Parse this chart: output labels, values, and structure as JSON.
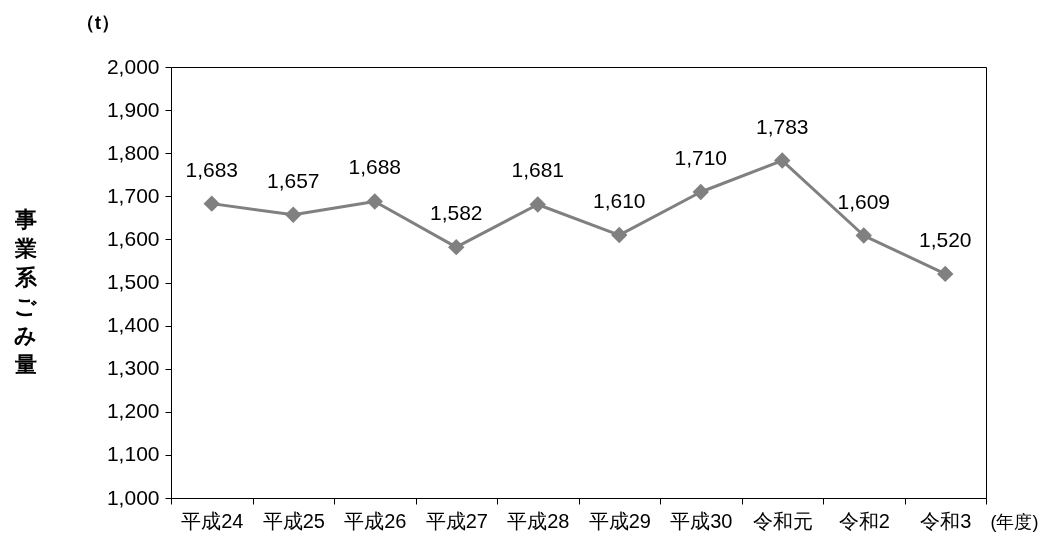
{
  "chart_data": {
    "type": "line",
    "categories": [
      "平成24",
      "平成25",
      "平成26",
      "平成27",
      "平成28",
      "平成29",
      "平成30",
      "令和元",
      "令和2",
      "令和3"
    ],
    "values": [
      1683,
      1657,
      1688,
      1582,
      1681,
      1610,
      1710,
      1783,
      1609,
      1520
    ],
    "value_labels": [
      "1,683",
      "1,657",
      "1,688",
      "1,582",
      "1,681",
      "1,610",
      "1,710",
      "1,783",
      "1,609",
      "1,520"
    ],
    "color": "#808080",
    "xlabel": "(年度)",
    "ylabel": "事業系ごみ量",
    "annotations": [
      "（t）"
    ],
    "ylim": [
      1000,
      2000
    ],
    "yticks": [
      {
        "value": 1000,
        "label": "1,000"
      },
      {
        "value": 1100,
        "label": "1,100"
      },
      {
        "value": 1200,
        "label": "1,200"
      },
      {
        "value": 1300,
        "label": "1,300"
      },
      {
        "value": 1400,
        "label": "1,400"
      },
      {
        "value": 1500,
        "label": "1,500"
      },
      {
        "value": 1600,
        "label": "1,600"
      },
      {
        "value": 1700,
        "label": "1,700"
      },
      {
        "value": 1800,
        "label": "1,800"
      },
      {
        "value": 1900,
        "label": "1,900"
      },
      {
        "value": 2000,
        "label": "2,000"
      }
    ],
    "grid": false,
    "marker": "diamond",
    "line_style": "solid"
  }
}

> What needs to be done
Transcribe the listing in full. Omit the pictures and keep every line exact.

> Worked answer
Parse this chart: output labels, values, and structure as JSON.
{
  "chart_data": {
    "type": "line",
    "categories": [
      "平成24",
      "平成25",
      "平成26",
      "平成27",
      "平成28",
      "平成29",
      "平成30",
      "令和元",
      "令和2",
      "令和3"
    ],
    "values": [
      1683,
      1657,
      1688,
      1582,
      1681,
      1610,
      1710,
      1783,
      1609,
      1520
    ],
    "value_labels": [
      "1,683",
      "1,657",
      "1,688",
      "1,582",
      "1,681",
      "1,610",
      "1,710",
      "1,783",
      "1,609",
      "1,520"
    ],
    "color": "#808080",
    "xlabel": "(年度)",
    "ylabel": "事業系ごみ量",
    "annotations": [
      "（t）"
    ],
    "ylim": [
      1000,
      2000
    ],
    "yticks": [
      {
        "value": 1000,
        "label": "1,000"
      },
      {
        "value": 1100,
        "label": "1,100"
      },
      {
        "value": 1200,
        "label": "1,200"
      },
      {
        "value": 1300,
        "label": "1,300"
      },
      {
        "value": 1400,
        "label": "1,400"
      },
      {
        "value": 1500,
        "label": "1,500"
      },
      {
        "value": 1600,
        "label": "1,600"
      },
      {
        "value": 1700,
        "label": "1,700"
      },
      {
        "value": 1800,
        "label": "1,800"
      },
      {
        "value": 1900,
        "label": "1,900"
      },
      {
        "value": 2000,
        "label": "2,000"
      }
    ],
    "grid": false,
    "marker": "diamond",
    "line_style": "solid"
  }
}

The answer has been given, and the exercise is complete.